**DATA PROVIDED:**
━━━━━━━━━━━━━━━━━━━━━━━━━━━━━━

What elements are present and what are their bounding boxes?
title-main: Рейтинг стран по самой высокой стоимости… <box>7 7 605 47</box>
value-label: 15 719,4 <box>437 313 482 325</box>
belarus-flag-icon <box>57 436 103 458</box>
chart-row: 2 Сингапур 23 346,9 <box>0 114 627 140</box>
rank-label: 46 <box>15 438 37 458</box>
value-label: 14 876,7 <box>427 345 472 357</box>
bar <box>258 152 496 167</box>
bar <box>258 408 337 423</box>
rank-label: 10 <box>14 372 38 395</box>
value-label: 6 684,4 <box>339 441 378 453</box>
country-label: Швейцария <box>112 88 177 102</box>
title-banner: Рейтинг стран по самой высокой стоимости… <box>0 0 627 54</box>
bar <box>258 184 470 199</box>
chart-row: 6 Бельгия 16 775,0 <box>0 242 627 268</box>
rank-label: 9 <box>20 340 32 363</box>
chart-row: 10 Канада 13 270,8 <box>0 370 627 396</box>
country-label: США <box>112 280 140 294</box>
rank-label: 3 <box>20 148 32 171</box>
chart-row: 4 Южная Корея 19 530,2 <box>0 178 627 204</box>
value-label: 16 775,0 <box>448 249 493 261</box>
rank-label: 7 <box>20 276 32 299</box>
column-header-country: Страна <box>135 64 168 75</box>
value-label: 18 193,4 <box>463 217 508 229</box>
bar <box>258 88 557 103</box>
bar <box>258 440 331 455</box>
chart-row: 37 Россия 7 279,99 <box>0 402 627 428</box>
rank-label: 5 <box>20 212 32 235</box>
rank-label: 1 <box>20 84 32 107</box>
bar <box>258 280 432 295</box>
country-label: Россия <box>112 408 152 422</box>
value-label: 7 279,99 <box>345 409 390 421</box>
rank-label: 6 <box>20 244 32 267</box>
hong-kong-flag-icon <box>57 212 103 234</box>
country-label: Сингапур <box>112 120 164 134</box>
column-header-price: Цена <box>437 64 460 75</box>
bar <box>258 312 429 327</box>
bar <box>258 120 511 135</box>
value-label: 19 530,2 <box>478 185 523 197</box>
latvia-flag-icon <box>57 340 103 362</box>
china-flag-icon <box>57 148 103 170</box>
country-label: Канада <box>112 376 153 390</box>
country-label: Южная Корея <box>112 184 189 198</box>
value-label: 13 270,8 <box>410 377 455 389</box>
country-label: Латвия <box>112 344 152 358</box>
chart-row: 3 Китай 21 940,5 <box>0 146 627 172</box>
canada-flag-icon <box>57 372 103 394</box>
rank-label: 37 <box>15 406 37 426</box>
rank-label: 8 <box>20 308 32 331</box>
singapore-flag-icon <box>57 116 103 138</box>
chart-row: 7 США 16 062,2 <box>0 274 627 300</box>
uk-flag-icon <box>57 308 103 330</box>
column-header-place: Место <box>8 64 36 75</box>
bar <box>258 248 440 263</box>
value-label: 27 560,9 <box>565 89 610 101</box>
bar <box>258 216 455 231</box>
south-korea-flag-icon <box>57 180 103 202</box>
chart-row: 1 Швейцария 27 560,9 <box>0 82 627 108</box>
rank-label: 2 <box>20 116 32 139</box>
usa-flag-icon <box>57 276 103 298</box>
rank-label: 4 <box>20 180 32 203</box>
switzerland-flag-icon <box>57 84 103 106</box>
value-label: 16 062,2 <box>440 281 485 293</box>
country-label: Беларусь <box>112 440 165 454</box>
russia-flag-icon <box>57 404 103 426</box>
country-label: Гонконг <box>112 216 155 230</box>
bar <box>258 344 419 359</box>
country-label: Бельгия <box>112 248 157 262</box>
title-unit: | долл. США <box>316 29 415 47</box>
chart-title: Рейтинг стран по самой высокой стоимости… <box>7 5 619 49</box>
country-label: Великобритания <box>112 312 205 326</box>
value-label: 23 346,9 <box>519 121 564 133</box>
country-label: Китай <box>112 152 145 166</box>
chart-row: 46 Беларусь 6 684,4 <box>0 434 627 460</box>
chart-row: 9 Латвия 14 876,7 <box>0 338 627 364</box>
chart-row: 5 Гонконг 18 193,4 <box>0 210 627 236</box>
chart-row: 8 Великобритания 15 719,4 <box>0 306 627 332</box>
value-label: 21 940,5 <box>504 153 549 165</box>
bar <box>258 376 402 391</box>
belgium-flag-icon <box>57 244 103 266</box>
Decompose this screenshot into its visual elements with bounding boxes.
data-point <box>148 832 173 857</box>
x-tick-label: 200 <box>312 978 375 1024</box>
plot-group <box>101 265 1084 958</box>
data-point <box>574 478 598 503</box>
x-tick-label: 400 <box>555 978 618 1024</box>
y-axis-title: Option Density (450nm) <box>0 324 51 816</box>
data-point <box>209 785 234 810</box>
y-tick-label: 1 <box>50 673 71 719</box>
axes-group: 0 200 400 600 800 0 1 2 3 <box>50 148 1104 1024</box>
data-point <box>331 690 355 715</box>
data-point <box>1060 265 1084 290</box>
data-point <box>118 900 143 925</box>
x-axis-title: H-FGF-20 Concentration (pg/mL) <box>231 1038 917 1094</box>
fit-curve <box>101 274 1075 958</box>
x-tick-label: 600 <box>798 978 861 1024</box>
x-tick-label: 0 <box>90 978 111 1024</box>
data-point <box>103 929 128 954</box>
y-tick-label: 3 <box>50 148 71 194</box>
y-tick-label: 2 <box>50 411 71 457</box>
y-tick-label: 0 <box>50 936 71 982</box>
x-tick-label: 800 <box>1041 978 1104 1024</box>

━━━━━━━━━━━━━━━━━━━━━━━━━━━━━━

**WRITTEN REQUEST:** Format everything from the top of the listing down to the line containing "rank-label: 10 <box>14 372 38 395</box>", inclusive, as a Markdown table with the columns Row and Line, numbering each line and omitting blank ones.

**TASK OUTPUT:**
| Row | Line |
|---|---|
| 1 | What elements are present and what are their bounding boxes? |
| 2 | title-main: Рейтинг стран по самой высокой стоимости… <box>7 7 605 47</box> |
| 3 | value-label: 15 719,4 <box>437 313 482 325</box> |
| 4 | belarus-flag-icon <box>57 436 103 458</box> |
| 5 | chart-row: 2 Сингапур 23 346,9 <box>0 114 627 140</box> |
| 6 | rank-label: 46 <box>15 438 37 458</box> |
| 7 | value-label: 14 876,7 <box>427 345 472 357</box> |
| 8 | bar <box>258 152 496 167</box> |
| 9 | bar <box>258 408 337 423</box> |
| 10 | rank-label: 10 <box>14 372 38 395</box> |